** start of Data to use **

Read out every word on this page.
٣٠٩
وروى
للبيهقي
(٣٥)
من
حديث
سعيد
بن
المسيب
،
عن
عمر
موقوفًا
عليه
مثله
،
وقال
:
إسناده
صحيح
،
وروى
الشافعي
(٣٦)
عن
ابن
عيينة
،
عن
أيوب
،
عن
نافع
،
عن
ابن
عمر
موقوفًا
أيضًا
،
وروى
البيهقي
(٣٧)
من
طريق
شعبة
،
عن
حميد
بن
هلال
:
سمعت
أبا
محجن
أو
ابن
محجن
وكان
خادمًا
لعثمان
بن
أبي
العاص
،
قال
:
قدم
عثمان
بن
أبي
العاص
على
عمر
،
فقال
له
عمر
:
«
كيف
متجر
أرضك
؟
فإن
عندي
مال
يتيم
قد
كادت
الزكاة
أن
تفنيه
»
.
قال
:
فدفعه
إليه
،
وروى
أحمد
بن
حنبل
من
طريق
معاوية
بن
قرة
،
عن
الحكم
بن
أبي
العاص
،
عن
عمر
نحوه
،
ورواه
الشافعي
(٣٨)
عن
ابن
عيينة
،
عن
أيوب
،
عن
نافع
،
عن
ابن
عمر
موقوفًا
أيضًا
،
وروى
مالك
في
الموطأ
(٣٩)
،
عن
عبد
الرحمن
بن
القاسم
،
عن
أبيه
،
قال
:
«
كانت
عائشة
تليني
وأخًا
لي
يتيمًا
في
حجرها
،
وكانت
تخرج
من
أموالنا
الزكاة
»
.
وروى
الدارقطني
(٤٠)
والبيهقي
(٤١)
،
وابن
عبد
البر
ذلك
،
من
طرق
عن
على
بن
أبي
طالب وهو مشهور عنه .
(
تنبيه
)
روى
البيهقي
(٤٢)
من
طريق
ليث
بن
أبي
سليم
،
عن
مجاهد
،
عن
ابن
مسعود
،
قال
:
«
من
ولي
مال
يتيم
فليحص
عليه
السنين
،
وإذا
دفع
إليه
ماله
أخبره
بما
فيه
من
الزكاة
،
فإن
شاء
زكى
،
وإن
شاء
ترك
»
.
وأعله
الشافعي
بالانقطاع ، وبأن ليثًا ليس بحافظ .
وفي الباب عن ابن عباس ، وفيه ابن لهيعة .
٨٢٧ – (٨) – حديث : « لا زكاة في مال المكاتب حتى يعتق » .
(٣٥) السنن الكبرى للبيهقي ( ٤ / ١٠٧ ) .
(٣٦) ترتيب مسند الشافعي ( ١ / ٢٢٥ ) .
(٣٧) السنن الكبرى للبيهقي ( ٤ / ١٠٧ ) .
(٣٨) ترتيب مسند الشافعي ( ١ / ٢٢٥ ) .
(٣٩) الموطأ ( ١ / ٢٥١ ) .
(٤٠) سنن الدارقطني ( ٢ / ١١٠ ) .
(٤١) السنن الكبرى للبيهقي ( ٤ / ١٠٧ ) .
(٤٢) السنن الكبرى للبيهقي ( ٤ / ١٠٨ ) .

** end of Data to use **

## What to work on
Return all of the entries exactly as written.

## Response to this exercise
Read out every word on this page.
٣٠٩
وروى
للبيهقي
(٣٥)
من
حديث
سعيد
بن
المسيب
،
عن
عمر
موقوفًا
عليه
مثله
،
وقال
:
إسناده
صحيح
،
وروى
الشافعي
(٣٦)
عن
ابن
عيينة
،
عن
أيوب
،
عن
نافع
،
عن
ابن
عمر
موقوفًا
أيضًا
،
وروى
البيهقي
(٣٧)
من
طريق
شعبة
،
عن
حميد
بن
هلال
:
سمعت
أبا
محجن
أو
ابن
محجن
وكان
خادمًا
لعثمان
بن
أبي
العاص
،
قال
:
قدم
عثمان
بن
أبي
العاص
على
عمر
،
فقال
له
عمر
:
«
كيف
متجر
أرضك
؟
فإن
عندي
مال
يتيم
قد
كادت
الزكاة
أن
تفنيه
»
.
قال
:
فدفعه
إليه
،
وروى
أحمد
بن
حنبل
من
طريق
معاوية
بن
قرة
،
عن
الحكم
بن
أبي
العاص
،
عن
عمر
نحوه
،
ورواه
الشافعي
(٣٨)
عن
ابن
عيينة
،
عن
أيوب
،
عن
نافع
،
عن
ابن
عمر
موقوفًا
أيضًا
،
وروى
مالك
في
الموطأ
(٣٩)
،
عن
عبد
الرحمن
بن
القاسم
،
عن
أبيه
،
قال
:
«
كانت
عائشة
تليني
وأخًا
لي
يتيمًا
في
حجرها
،
وكانت
تخرج
من
أموالنا
الزكاة
»
.
وروى
الدارقطني
(٤٠)
والبيهقي
(٤١)
،
وابن
عبد
البر
ذلك
،
من
طرق
عن
على
بن
أبي
طالب وهو مشهور عنه .
(
تنبيه
)
روى
البيهقي
(٤٢)
من
طريق
ليث
بن
أبي
سليم
،
عن
مجاهد
،
عن
ابن
مسعود
،
قال
:
«
من
ولي
مال
يتيم
فليحص
عليه
السنين
،
وإذا
دفع
إليه
ماله
أخبره
بما
فيه
من
الزكاة
،
فإن
شاء
زكى
،
وإن
شاء
ترك
»
.
وأعله
الشافعي
بالانقطاع ، وبأن ليثًا ليس بحافظ .
وفي الباب عن ابن عباس ، وفيه ابن لهيعة .
٨٢٧ – (٨) – حديث : « لا زكاة في مال المكاتب حتى يعتق » .
(٣٥) السنن الكبرى للبيهقي ( ٤ / ١٠٧ ) .
(٣٦) ترتيب مسند الشافعي ( ١ / ٢٢٥ ) .
(٣٧) السنن الكبرى للبيهقي ( ٤ / ١٠٧ ) .
(٣٨) ترتيب مسند الشافعي ( ١ / ٢٢٥ ) .
(٣٩) الموطأ ( ١ / ٢٥١ ) .
(٤٠) سنن الدارقطني ( ٢ / ١١٠ ) .
(٤١) السنن الكبرى للبيهقي ( ٤ / ١٠٧ ) .
(٤٢) السنن الكبرى للبيهقي ( ٤ / ١٠٨ ) .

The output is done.